[Records about charts and figures]
□ □ □ □

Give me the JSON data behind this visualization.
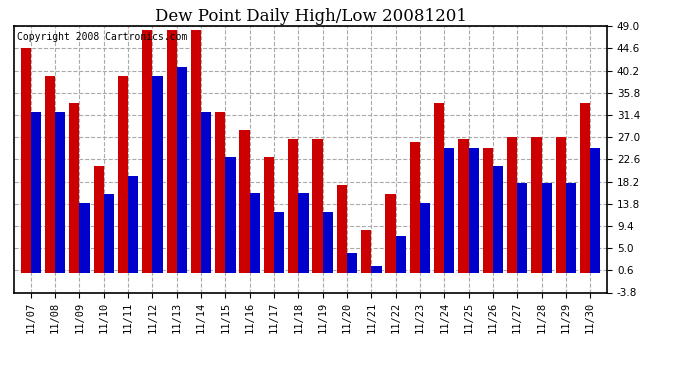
{
  "title": "Dew Point Daily High/Low 20081201",
  "copyright": "Copyright 2008 Cartronics.com",
  "dates": [
    "11/07",
    "11/08",
    "11/09",
    "11/10",
    "11/11",
    "11/12",
    "11/13",
    "11/14",
    "11/15",
    "11/16",
    "11/17",
    "11/18",
    "11/19",
    "11/20",
    "11/21",
    "11/22",
    "11/23",
    "11/24",
    "11/25",
    "11/26",
    "11/27",
    "11/28",
    "11/29",
    "11/30"
  ],
  "highs": [
    44.6,
    39.2,
    33.8,
    21.2,
    39.2,
    48.2,
    48.2,
    48.2,
    32.0,
    28.4,
    23.0,
    26.6,
    26.6,
    17.6,
    8.6,
    15.8,
    26.0,
    33.8,
    26.6,
    24.8,
    27.0,
    27.0,
    27.0,
    33.8
  ],
  "lows": [
    32.0,
    32.0,
    14.0,
    15.8,
    19.4,
    39.2,
    41.0,
    32.0,
    23.0,
    16.0,
    12.2,
    16.0,
    12.2,
    4.0,
    1.4,
    7.4,
    14.0,
    24.8,
    24.8,
    21.2,
    18.0,
    18.0,
    18.0,
    24.8
  ],
  "high_color": "#cc0000",
  "low_color": "#0000cc",
  "bg_color": "#ffffff",
  "grid_color": "#aaaaaa",
  "yticks": [
    -3.8,
    0.6,
    5.0,
    9.4,
    13.8,
    18.2,
    22.6,
    27.0,
    31.4,
    35.8,
    40.2,
    44.6,
    49.0
  ],
  "ymin": -3.8,
  "ymax": 49.0,
  "bar_width": 0.42,
  "title_fontsize": 12,
  "tick_fontsize": 7.5,
  "copyright_fontsize": 7
}
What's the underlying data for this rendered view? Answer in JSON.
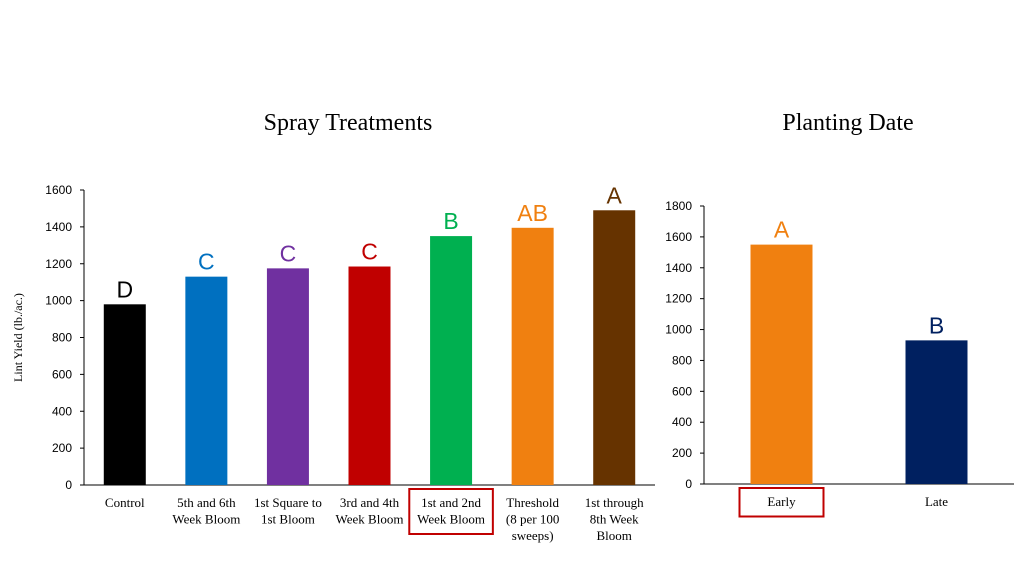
{
  "chart_data": [
    {
      "type": "bar",
      "title": "Spray Treatments",
      "ylabel": "Lint Yield (lb./ac.)",
      "xlabel": "",
      "ylim": [
        0,
        1600
      ],
      "yticks": [
        0,
        200,
        400,
        600,
        800,
        1000,
        1200,
        1400,
        1600
      ],
      "grid": false,
      "categories": [
        [
          "Control"
        ],
        [
          "5th and 6th",
          "Week Bloom"
        ],
        [
          "1st Square to",
          "1st Bloom"
        ],
        [
          "3rd and 4th",
          "Week Bloom"
        ],
        [
          "1st and 2nd",
          "Week Bloom"
        ],
        [
          "Threshold",
          "(8 per 100",
          "sweeps)"
        ],
        [
          "1st through",
          "8th Week",
          "Bloom"
        ]
      ],
      "values": [
        980,
        1130,
        1175,
        1185,
        1350,
        1395,
        1490
      ],
      "letters": [
        "D",
        "C",
        "C",
        "C",
        "B",
        "AB",
        "A"
      ],
      "colors": [
        "#000000",
        "#0070C0",
        "#7030A0",
        "#C00000",
        "#00B050",
        "#F08010",
        "#663300"
      ],
      "highlighted_category_index": 4,
      "highlight_color": "#C00000"
    },
    {
      "type": "bar",
      "title": "Planting Date",
      "ylabel": "",
      "xlabel": "",
      "ylim": [
        0,
        1800
      ],
      "yticks": [
        0,
        200,
        400,
        600,
        800,
        1000,
        1200,
        1400,
        1600,
        1800
      ],
      "grid": false,
      "categories": [
        [
          "Early"
        ],
        [
          "Late"
        ]
      ],
      "values": [
        1550,
        930
      ],
      "letters": [
        "A",
        "B"
      ],
      "colors": [
        "#F08010",
        "#002060"
      ],
      "highlighted_category_index": 0,
      "highlight_color": "#C00000"
    }
  ]
}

□ □ □ □

- _Your task_
Output the lines above in full and exactly as given, omitting any pictures.

- _Reply to the exercise_
Give me the JSON data behind this visualization.
{
  "title": "Dew Point Daily High/Low 20081201",
  "copyright": "Copyright 2008 Cartronics.com",
  "dates": [
    "11/07",
    "11/08",
    "11/09",
    "11/10",
    "11/11",
    "11/12",
    "11/13",
    "11/14",
    "11/15",
    "11/16",
    "11/17",
    "11/18",
    "11/19",
    "11/20",
    "11/21",
    "11/22",
    "11/23",
    "11/24",
    "11/25",
    "11/26",
    "11/27",
    "11/28",
    "11/29",
    "11/30"
  ],
  "highs": [
    44.6,
    39.2,
    33.8,
    21.2,
    39.2,
    48.2,
    48.2,
    48.2,
    32.0,
    28.4,
    23.0,
    26.6,
    26.6,
    17.6,
    8.6,
    15.8,
    26.0,
    33.8,
    26.6,
    24.8,
    27.0,
    27.0,
    27.0,
    33.8
  ],
  "lows": [
    32.0,
    32.0,
    14.0,
    15.8,
    19.4,
    39.2,
    41.0,
    32.0,
    23.0,
    16.0,
    12.2,
    16.0,
    12.2,
    4.0,
    1.4,
    7.4,
    14.0,
    24.8,
    24.8,
    21.2,
    18.0,
    18.0,
    18.0,
    24.8
  ],
  "high_color": "#cc0000",
  "low_color": "#0000cc",
  "bg_color": "#ffffff",
  "grid_color": "#aaaaaa",
  "yticks": [
    -3.8,
    0.6,
    5.0,
    9.4,
    13.8,
    18.2,
    22.6,
    27.0,
    31.4,
    35.8,
    40.2,
    44.6,
    49.0
  ],
  "ymin": -3.8,
  "ymax": 49.0,
  "bar_width": 0.42,
  "title_fontsize": 12,
  "tick_fontsize": 7.5,
  "copyright_fontsize": 7
}
What's the underlying data for this rendered view? Answer in JSON.
{
  "chart_data": [
    {
      "type": "bar",
      "title": "Spray Treatments",
      "ylabel": "Lint Yield (lb./ac.)",
      "xlabel": "",
      "ylim": [
        0,
        1600
      ],
      "yticks": [
        0,
        200,
        400,
        600,
        800,
        1000,
        1200,
        1400,
        1600
      ],
      "grid": false,
      "categories": [
        [
          "Control"
        ],
        [
          "5th and 6th",
          "Week Bloom"
        ],
        [
          "1st Square to",
          "1st Bloom"
        ],
        [
          "3rd and 4th",
          "Week Bloom"
        ],
        [
          "1st and 2nd",
          "Week Bloom"
        ],
        [
          "Threshold",
          "(8 per 100",
          "sweeps)"
        ],
        [
          "1st through",
          "8th Week",
          "Bloom"
        ]
      ],
      "values": [
        980,
        1130,
        1175,
        1185,
        1350,
        1395,
        1490
      ],
      "letters": [
        "D",
        "C",
        "C",
        "C",
        "B",
        "AB",
        "A"
      ],
      "colors": [
        "#000000",
        "#0070C0",
        "#7030A0",
        "#C00000",
        "#00B050",
        "#F08010",
        "#663300"
      ],
      "highlighted_category_index": 4,
      "highlight_color": "#C00000"
    },
    {
      "type": "bar",
      "title": "Planting Date",
      "ylabel": "",
      "xlabel": "",
      "ylim": [
        0,
        1800
      ],
      "yticks": [
        0,
        200,
        400,
        600,
        800,
        1000,
        1200,
        1400,
        1600,
        1800
      ],
      "grid": false,
      "categories": [
        [
          "Early"
        ],
        [
          "Late"
        ]
      ],
      "values": [
        1550,
        930
      ],
      "letters": [
        "A",
        "B"
      ],
      "colors": [
        "#F08010",
        "#002060"
      ],
      "highlighted_category_index": 0,
      "highlight_color": "#C00000"
    }
  ]
}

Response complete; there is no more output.